# [Short task]
Search the material for the string "username" and copy each line where it occurs.

# [Dataset records]
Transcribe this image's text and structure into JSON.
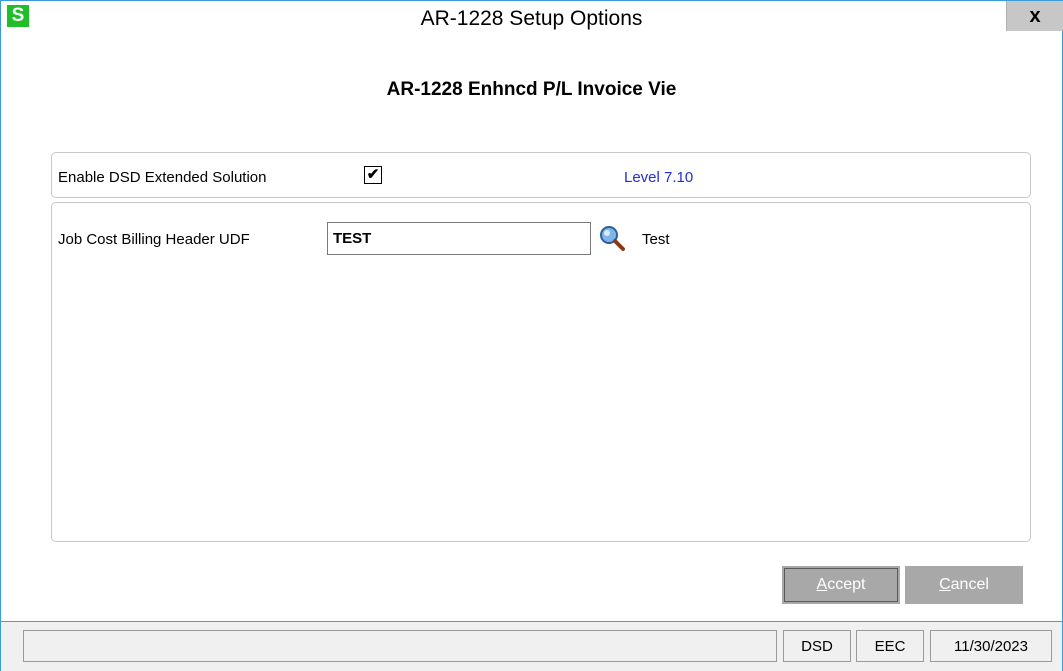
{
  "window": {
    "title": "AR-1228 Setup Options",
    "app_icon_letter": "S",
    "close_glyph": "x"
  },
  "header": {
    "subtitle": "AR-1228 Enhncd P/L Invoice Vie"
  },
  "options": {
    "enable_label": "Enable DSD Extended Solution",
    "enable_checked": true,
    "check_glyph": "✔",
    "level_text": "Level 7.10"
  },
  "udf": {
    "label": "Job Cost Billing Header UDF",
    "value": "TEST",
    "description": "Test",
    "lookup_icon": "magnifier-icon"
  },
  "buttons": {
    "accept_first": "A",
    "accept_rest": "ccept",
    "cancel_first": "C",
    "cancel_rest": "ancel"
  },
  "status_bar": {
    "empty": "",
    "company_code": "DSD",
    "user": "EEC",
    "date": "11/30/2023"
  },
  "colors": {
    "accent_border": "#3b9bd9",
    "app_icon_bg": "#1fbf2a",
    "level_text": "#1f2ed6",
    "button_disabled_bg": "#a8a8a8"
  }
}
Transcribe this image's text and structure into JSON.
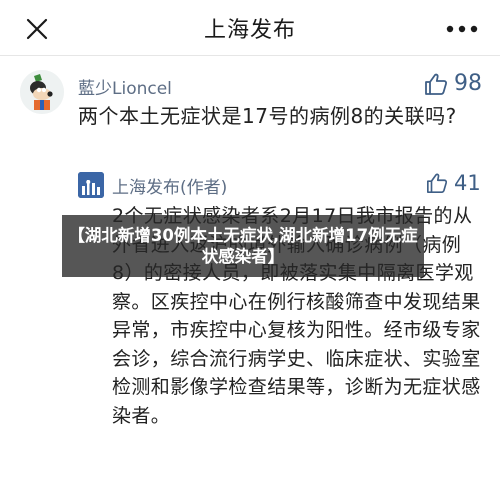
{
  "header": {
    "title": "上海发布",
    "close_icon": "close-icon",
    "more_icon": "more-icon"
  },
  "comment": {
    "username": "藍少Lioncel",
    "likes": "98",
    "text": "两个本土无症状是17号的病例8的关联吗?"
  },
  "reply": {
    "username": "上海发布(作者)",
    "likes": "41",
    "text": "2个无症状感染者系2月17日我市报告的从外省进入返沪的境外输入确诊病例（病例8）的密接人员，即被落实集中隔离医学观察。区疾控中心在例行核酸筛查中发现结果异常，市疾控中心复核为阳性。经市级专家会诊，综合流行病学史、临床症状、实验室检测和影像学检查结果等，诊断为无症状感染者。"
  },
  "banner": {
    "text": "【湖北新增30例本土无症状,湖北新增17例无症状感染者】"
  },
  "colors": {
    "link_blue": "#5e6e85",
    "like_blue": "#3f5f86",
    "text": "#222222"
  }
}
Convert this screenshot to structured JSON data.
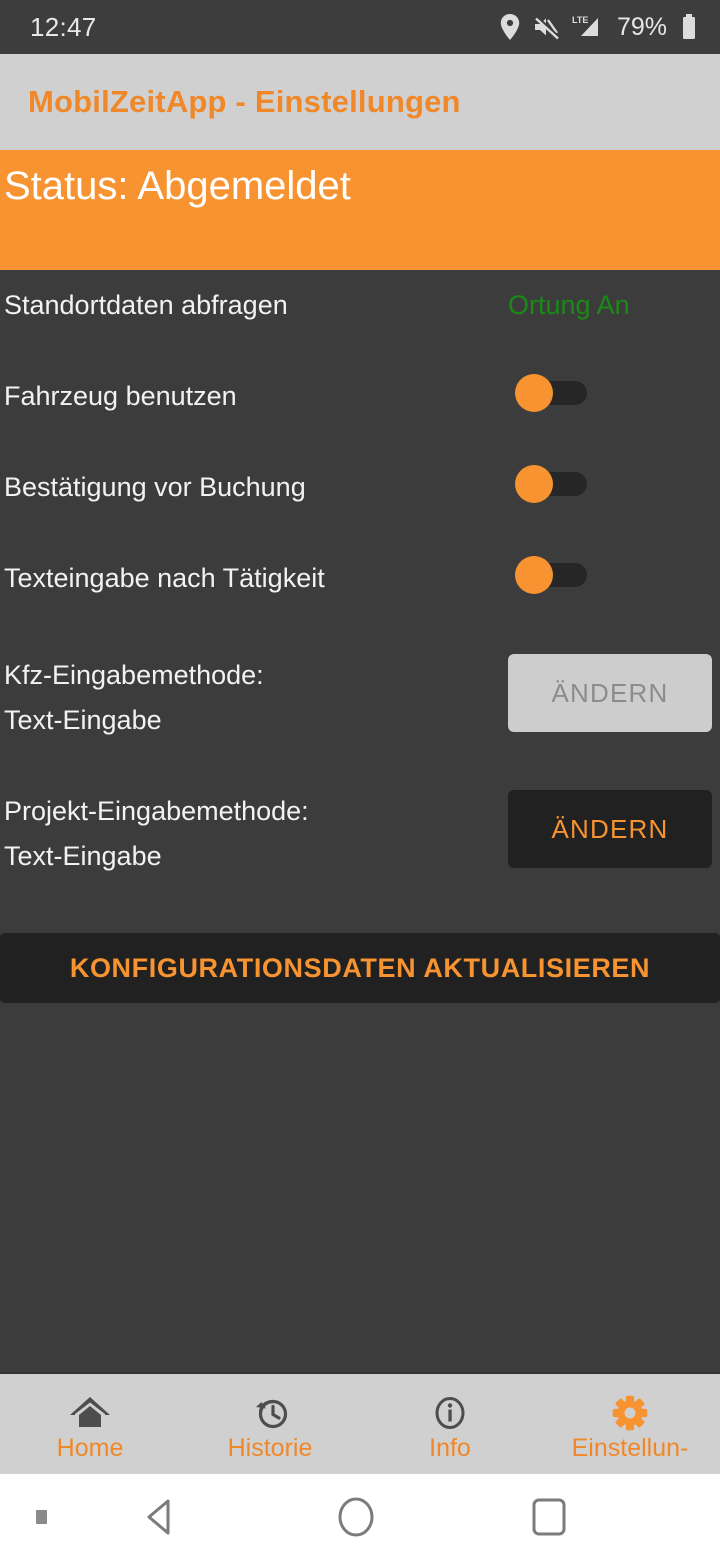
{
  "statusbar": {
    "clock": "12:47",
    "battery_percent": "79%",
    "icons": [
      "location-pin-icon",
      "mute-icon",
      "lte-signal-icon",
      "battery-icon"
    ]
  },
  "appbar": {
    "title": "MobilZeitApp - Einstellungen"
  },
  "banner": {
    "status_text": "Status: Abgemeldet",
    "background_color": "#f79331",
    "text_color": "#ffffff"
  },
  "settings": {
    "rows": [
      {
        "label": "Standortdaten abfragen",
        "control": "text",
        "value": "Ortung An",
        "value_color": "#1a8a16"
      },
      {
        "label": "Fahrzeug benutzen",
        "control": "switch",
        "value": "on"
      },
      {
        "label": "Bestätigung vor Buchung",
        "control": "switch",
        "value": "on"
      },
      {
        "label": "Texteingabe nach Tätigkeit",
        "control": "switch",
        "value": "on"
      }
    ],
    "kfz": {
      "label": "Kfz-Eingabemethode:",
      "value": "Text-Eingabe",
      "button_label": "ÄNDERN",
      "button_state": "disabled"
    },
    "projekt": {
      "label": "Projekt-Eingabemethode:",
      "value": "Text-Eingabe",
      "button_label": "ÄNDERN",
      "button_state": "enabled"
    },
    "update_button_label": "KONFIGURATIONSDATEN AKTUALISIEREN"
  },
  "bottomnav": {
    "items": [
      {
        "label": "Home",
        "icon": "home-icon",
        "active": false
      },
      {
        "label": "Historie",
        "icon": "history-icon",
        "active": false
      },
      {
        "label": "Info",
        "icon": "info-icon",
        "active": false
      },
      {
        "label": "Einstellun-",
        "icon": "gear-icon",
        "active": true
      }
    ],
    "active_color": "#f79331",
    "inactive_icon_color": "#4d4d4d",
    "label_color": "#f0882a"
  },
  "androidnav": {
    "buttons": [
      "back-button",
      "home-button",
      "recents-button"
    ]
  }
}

# [Result for this task]
    "username": "藍少Lioncel",
    "username": "上海发布(作者)",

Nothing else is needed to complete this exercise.